[Extracted data entries]
— begin —

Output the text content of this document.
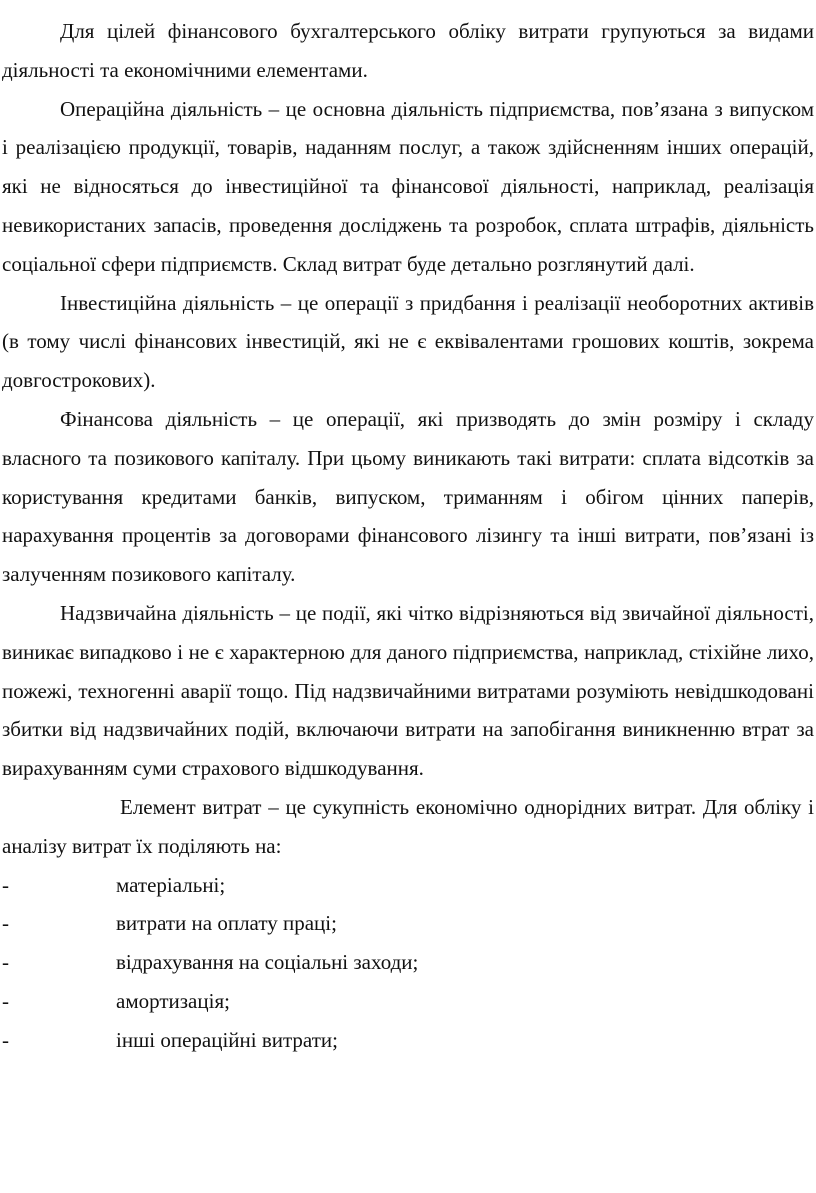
Для цілей фінансового бухгалтерського обліку витрати групуються за видами діяльності та економічними елементами.

Операційна діяльність – це основна діяльність підприємства, пов’язана з випуском і реалізацією продукції, товарів, наданням послуг, а також здійсненням інших операцій, які не відносяться до інвестиційної та фінансової діяльності, наприклад, реалізація невикористаних запасів, проведення досліджень та розробок, сплата штрафів, діяльність соціальної сфери підприємств. Склад витрат буде детально розглянутий далі.

Інвестиційна діяльність – це операції з придбання і реалізації необоротних активів (в тому числі фінансових інвестицій, які не є еквівалентами грошових коштів, зокрема довгострокових).

Фінансова діяльність – це операції, які призводять до змін розміру і складу власного та позикового капіталу. При цьому виникають такі витрати: сплата відсотків за користування кредитами банків, випуском, триманням і обігом цінних паперів, нарахування процентів за договорами фінансового лізингу та інші витрати, пов’язані із залученням позикового капіталу.

Надзвичайна діяльність – це події, які чітко відрізняються від звичайної діяльності, виникає випадково і не є характерною для даного підприємства, наприклад, стіхійне лихо, пожежі, техногенні аварії тощо. Під надзвичайними витратами розуміють невідшкодовані збитки від надзвичайних подій, включаючи витрати на запобігання виникненню втрат за вирахуванням суми страхового відшкодування.

Елемент витрат – це сукупність економічно однорідних витрат. Для обліку і аналізу витрат їх поділяють на:

-	матеріальні;
-	витрати на оплату праці;
-	відрахування на соціальні заходи;
-	амортизація;
-	інші операційні витрати;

— end —

* [What needs to be done] Write out every entry again word for word, without any of the pictures.

* [Final answer]
Output the text content of this document.
Для цілей фінансового бухгалтерського обліку витрати групуються за видами діяльності та економічними елементами.

Операційна діяльність – це основна діяльність підприємства, пов’язана з випуском і реалізацією продукції, товарів, наданням послуг, а також здійсненням інших операцій, які не відносяться до інвестиційної та фінансової діяльності, наприклад, реалізація невикористаних запасів, проведення досліджень та розробок, сплата штрафів, діяльність соціальної сфери підприємств. Склад витрат буде детально розглянутий далі.

Інвестиційна діяльність – це операції з придбання і реалізації необоротних активів (в тому числі фінансових інвестицій, які не є еквівалентами грошових коштів, зокрема довгострокових).

Фінансова діяльність – це операції, які призводять до змін розміру і складу власного та позикового капіталу. При цьому виникають такі витрати: сплата відсотків за користування кредитами банків, випуском, триманням і обігом цінних паперів, нарахування процентів за договорами фінансового лізингу та інші витрати, пов’язані із залученням позикового капіталу.

Надзвичайна діяльність – це події, які чітко відрізняються від звичайної діяльності, виникає випадково і не є характерною для даного підприємства, наприклад, стіхійне лихо, пожежі, техногенні аварії тощо. Під надзвичайними витратами розуміють невідшкодовані збитки від надзвичайних подій, включаючи витрати на запобігання виникненню втрат за вирахуванням суми страхового відшкодування.

Елемент витрат – це сукупність економічно однорідних витрат. Для обліку і аналізу витрат їх поділяють на:

-	матеріальні;
-	витрати на оплату праці;
-	відрахування на соціальні заходи;
-	амортизація;
-	інші операційні витрати;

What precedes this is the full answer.